“People ask me what I want to see in 20 years, and I always say I want to see CMAs and ACMs and be a Grand Ole Opry member, everything that embodies country music,” Big Machine Records artist Carly Pearce says.
Every hard-earned milestone in this Kentucky native’s career has been a step in fulfilling those dreams. She is already nominated in early-round voting for the upcoming CMA Awards, and has performed on the Grand Ole Opry more than 50 times.
Pearce also graces the cover of MusicRow’s recently-released Artist Roster issue, her first cover for an industry trade publication.
Since her debut single, “Every Little Thing” released last year, Pearce has become one of the few new female artists to break through with a chart-topping hit on notoriously male-centric country radio. The track was also certified Gold by the RIAA, and she became the highest-charting solo female debut since July 2015, and one of only three to reach that milestone in the past 12 years.
In 2018, she has been on four of the top country tours, opening for Blake Shelton, Rascal Flatts, Thomas Rhett, and Luke Bryan, including several of Bryan’s stadium shows.
“I’m getting a taste of what makes each one of these male superstars unique. I watch their shows every night and take a little from Blake, Thomas, Rascal Flatts and Luke, just learning from the best.”
On her debut album, also titled Every Little Thing, Pearce’s voice is at once airy and earthy, evoking the maturity and assuredness of many of the ‘90s country artists such as Trisha Yearwood, Patty Loveless, and Alison Krauss. Working with co-writer and producer busbee, Pearce offers a thoroughly modern template for incorporating elements of hip-hop and polished country, yet still prefers to keep the twang in her lilting alto and in her guitars.

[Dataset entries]
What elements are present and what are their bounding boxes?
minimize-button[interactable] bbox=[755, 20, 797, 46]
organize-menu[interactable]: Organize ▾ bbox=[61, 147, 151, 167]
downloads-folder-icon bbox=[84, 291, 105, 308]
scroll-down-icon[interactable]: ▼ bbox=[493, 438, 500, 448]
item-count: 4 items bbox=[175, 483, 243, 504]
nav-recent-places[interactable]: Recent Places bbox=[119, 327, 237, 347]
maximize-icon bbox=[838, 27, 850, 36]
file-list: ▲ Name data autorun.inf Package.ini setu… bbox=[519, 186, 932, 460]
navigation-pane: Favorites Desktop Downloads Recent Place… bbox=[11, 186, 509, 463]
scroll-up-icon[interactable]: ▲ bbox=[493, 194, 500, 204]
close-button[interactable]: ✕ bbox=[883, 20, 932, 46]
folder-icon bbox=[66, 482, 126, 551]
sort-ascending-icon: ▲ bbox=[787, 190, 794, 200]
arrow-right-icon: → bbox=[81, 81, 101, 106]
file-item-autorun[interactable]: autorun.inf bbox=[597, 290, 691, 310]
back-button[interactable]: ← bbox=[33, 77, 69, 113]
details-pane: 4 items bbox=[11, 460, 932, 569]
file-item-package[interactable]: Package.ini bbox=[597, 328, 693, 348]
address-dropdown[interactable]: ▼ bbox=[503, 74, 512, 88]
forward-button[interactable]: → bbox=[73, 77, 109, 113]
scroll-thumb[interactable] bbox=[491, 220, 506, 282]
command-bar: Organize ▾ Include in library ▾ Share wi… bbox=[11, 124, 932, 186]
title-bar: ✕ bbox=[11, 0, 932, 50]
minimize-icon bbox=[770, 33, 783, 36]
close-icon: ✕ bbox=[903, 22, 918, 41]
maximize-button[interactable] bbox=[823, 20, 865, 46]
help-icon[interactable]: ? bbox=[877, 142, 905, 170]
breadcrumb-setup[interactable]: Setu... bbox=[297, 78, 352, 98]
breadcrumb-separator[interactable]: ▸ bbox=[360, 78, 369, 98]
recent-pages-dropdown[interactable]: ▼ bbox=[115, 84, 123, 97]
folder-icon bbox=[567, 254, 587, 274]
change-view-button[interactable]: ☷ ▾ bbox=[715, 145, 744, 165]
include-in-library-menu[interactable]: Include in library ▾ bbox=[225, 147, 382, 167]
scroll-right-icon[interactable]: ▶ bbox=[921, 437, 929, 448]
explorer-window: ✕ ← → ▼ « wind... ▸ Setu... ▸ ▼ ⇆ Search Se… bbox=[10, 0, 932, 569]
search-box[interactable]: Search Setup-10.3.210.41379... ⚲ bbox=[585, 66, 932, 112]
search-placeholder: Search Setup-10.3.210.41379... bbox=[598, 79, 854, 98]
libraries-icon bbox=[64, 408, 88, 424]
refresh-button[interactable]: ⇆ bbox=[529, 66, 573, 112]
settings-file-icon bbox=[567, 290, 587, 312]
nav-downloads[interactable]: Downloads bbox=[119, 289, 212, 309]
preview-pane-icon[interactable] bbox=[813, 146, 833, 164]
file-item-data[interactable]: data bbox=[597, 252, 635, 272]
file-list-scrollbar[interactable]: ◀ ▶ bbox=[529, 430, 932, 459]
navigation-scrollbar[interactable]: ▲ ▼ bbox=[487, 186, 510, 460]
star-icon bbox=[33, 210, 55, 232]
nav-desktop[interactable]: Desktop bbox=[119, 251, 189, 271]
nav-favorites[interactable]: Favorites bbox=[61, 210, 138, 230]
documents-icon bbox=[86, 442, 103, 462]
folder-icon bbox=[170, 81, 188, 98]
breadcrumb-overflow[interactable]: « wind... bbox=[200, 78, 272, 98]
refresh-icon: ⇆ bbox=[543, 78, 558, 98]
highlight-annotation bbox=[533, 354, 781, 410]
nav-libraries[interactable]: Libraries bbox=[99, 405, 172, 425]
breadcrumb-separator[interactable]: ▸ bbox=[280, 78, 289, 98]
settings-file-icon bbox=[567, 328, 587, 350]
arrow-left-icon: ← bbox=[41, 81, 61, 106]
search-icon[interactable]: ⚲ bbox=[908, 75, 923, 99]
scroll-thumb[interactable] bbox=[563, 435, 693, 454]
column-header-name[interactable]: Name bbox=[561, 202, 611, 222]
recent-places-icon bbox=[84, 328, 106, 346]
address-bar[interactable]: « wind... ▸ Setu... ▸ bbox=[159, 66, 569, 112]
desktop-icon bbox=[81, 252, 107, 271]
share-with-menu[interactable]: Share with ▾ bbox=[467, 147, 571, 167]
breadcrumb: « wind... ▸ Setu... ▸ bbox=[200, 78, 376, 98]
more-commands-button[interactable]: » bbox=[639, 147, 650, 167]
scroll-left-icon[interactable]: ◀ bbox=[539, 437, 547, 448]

## Actions to take
- a) Reproduce the passage of the Carly Pearce article that starts with "In 2018, she" and goes on through "Bryan’s stadium shows.".
- b) Write out the lines of the records starting with the first one and going on through the line with "file-list: ▲ Name", and nothing more.
The records have no connection to the text about Carly Pearce.

## Results of the exercise
- a)
In 2018, she has been on four of the top country tours, opening for Blake Shelton, Rascal Flatts, Thomas Rhett, and Luke Bryan, including several of Bryan’s stadium shows.

- b)
What elements are present and what are their bounding boxes?
minimize-button[interactable] bbox=[755, 20, 797, 46]
organize-menu[interactable]: Organize ▾ bbox=[61, 147, 151, 167]
downloads-folder-icon bbox=[84, 291, 105, 308]
scroll-down-icon[interactable]: ▼ bbox=[493, 438, 500, 448]
item-count: 4 items bbox=[175, 483, 243, 504]
nav-recent-places[interactable]: Recent Places bbox=[119, 327, 237, 347]
maximize-icon bbox=[838, 27, 850, 36]
file-list: ▲ Name data autorun.inf Package.ini setu… bbox=[519, 186, 932, 460]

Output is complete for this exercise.